EXERCISE: Quote, verbatim, all material below, without pictures.

============

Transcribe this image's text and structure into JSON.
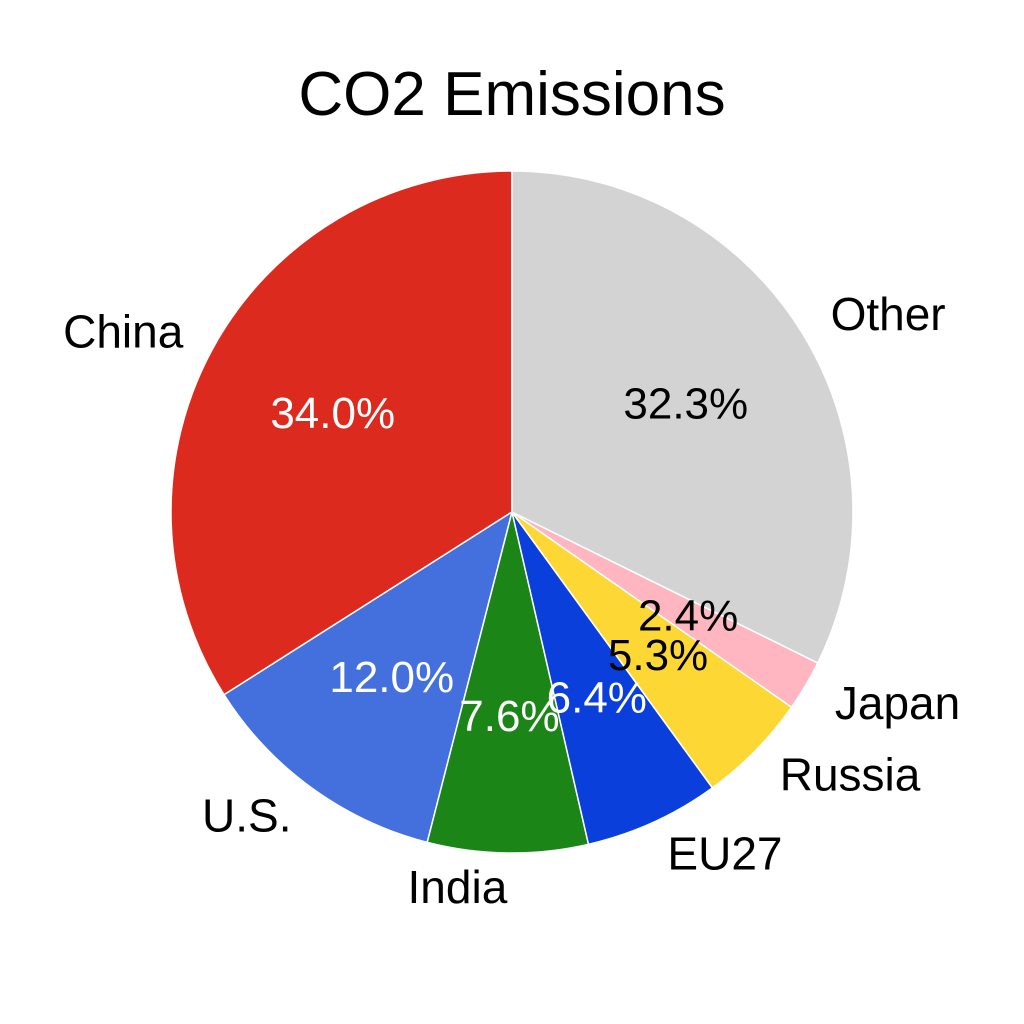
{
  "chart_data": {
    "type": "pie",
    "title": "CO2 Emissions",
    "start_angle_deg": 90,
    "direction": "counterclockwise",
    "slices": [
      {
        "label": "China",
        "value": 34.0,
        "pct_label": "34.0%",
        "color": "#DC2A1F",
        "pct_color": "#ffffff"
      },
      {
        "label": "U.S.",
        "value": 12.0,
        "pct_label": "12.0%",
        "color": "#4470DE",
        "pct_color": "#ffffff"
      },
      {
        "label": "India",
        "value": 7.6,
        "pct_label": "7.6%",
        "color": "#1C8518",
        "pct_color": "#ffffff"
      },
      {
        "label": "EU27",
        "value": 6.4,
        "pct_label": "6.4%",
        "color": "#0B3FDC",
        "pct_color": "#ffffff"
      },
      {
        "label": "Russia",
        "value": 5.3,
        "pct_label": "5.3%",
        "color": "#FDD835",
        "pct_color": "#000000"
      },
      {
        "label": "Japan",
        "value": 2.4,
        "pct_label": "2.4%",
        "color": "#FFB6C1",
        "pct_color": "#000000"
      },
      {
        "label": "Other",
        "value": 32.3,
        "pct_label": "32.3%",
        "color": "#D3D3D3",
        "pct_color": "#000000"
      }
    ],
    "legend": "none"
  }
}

============

FINAL ANSWER:
Transcribe this image's text and structure into JSON.
{
  "chart_data": {
    "type": "pie",
    "title": "CO2 Emissions",
    "start_angle_deg": 90,
    "direction": "counterclockwise",
    "slices": [
      {
        "label": "China",
        "value": 34.0,
        "pct_label": "34.0%",
        "color": "#DC2A1F",
        "pct_color": "#ffffff"
      },
      {
        "label": "U.S.",
        "value": 12.0,
        "pct_label": "12.0%",
        "color": "#4470DE",
        "pct_color": "#ffffff"
      },
      {
        "label": "India",
        "value": 7.6,
        "pct_label": "7.6%",
        "color": "#1C8518",
        "pct_color": "#ffffff"
      },
      {
        "label": "EU27",
        "value": 6.4,
        "pct_label": "6.4%",
        "color": "#0B3FDC",
        "pct_color": "#ffffff"
      },
      {
        "label": "Russia",
        "value": 5.3,
        "pct_label": "5.3%",
        "color": "#FDD835",
        "pct_color": "#000000"
      },
      {
        "label": "Japan",
        "value": 2.4,
        "pct_label": "2.4%",
        "color": "#FFB6C1",
        "pct_color": "#000000"
      },
      {
        "label": "Other",
        "value": 32.3,
        "pct_label": "32.3%",
        "color": "#D3D3D3",
        "pct_color": "#000000"
      }
    ],
    "legend": "none"
  }
}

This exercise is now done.